***** Data lines *****

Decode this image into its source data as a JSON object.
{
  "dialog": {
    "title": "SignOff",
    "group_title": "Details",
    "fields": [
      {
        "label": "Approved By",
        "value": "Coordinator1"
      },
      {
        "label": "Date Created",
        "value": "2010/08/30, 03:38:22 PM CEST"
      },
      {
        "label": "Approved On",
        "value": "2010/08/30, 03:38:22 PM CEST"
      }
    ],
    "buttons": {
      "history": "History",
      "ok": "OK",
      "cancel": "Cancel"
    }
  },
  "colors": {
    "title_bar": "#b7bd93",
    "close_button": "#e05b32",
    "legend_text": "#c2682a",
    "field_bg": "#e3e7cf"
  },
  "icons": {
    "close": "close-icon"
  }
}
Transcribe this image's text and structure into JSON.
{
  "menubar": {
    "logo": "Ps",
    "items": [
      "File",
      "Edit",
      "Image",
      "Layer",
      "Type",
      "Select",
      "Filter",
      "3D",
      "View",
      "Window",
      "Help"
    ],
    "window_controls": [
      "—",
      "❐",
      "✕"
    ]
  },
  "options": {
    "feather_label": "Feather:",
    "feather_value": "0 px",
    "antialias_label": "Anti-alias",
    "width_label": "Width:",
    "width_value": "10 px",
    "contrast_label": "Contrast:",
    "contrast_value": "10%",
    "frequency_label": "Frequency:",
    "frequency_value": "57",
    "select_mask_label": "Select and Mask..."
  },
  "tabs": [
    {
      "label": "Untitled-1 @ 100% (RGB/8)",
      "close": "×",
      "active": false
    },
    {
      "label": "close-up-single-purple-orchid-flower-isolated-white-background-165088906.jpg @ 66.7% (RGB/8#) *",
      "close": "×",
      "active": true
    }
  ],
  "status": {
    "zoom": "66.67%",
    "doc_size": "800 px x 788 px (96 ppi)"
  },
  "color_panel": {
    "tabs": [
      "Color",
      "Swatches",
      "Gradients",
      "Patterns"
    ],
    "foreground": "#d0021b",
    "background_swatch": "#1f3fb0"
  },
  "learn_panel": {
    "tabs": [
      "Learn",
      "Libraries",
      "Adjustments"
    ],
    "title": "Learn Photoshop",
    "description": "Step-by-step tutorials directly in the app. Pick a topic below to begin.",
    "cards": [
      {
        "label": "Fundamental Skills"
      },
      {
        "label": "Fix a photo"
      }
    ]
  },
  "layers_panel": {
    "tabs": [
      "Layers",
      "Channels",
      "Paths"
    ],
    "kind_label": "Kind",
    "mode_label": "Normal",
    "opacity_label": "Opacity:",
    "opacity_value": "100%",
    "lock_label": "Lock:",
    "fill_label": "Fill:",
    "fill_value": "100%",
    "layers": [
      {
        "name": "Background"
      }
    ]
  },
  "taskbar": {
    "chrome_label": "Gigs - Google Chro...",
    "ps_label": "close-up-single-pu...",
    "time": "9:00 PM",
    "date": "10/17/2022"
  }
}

*****

_Work to complete_
Restate each record exactly as written.

_Answer to the problem_
Decode this image into its source data as a JSON object.
{
  "dialog": {
    "title": "SignOff",
    "group_title": "Details",
    "fields": [
      {
        "label": "Approved By",
        "value": "Coordinator1"
      },
      {
        "label": "Date Created",
        "value": "2010/08/30, 03:38:22 PM CEST"
      },
      {
        "label": "Approved On",
        "value": "2010/08/30, 03:38:22 PM CEST"
      }
    ],
    "buttons": {
      "history": "History",
      "ok": "OK",
      "cancel": "Cancel"
    }
  },
  "colors": {
    "title_bar": "#b7bd93",
    "close_button": "#e05b32",
    "legend_text": "#c2682a",
    "field_bg": "#e3e7cf"
  },
  "icons": {
    "close": "close-icon"
  }
}
Transcribe this image's text and structure into JSON.
{
  "menubar": {
    "logo": "Ps",
    "items": [
      "File",
      "Edit",
      "Image",
      "Layer",
      "Type",
      "Select",
      "Filter",
      "3D",
      "View",
      "Window",
      "Help"
    ],
    "window_controls": [
      "—",
      "❐",
      "✕"
    ]
  },
  "options": {
    "feather_label": "Feather:",
    "feather_value": "0 px",
    "antialias_label": "Anti-alias",
    "width_label": "Width:",
    "width_value": "10 px",
    "contrast_label": "Contrast:",
    "contrast_value": "10%",
    "frequency_label": "Frequency:",
    "frequency_value": "57",
    "select_mask_label": "Select and Mask..."
  },
  "tabs": [
    {
      "label": "Untitled-1 @ 100% (RGB/8)",
      "close": "×",
      "active": false
    },
    {
      "label": "close-up-single-purple-orchid-flower-isolated-white-background-165088906.jpg @ 66.7% (RGB/8#) *",
      "close": "×",
      "active": true
    }
  ],
  "status": {
    "zoom": "66.67%",
    "doc_size": "800 px x 788 px (96 ppi)"
  },
  "color_panel": {
    "tabs": [
      "Color",
      "Swatches",
      "Gradients",
      "Patterns"
    ],
    "foreground": "#d0021b",
    "background_swatch": "#1f3fb0"
  },
  "learn_panel": {
    "tabs": [
      "Learn",
      "Libraries",
      "Adjustments"
    ],
    "title": "Learn Photoshop",
    "description": "Step-by-step tutorials directly in the app. Pick a topic below to begin.",
    "cards": [
      {
        "label": "Fundamental Skills"
      },
      {
        "label": "Fix a photo"
      }
    ]
  },
  "layers_panel": {
    "tabs": [
      "Layers",
      "Channels",
      "Paths"
    ],
    "kind_label": "Kind",
    "mode_label": "Normal",
    "opacity_label": "Opacity:",
    "opacity_value": "100%",
    "lock_label": "Lock:",
    "fill_label": "Fill:",
    "fill_value": "100%",
    "layers": [
      {
        "name": "Background"
      }
    ]
  },
  "taskbar": {
    "chrome_label": "Gigs - Google Chro...",
    "ps_label": "close-up-single-pu...",
    "time": "9:00 PM",
    "date": "10/17/2022"
  }
}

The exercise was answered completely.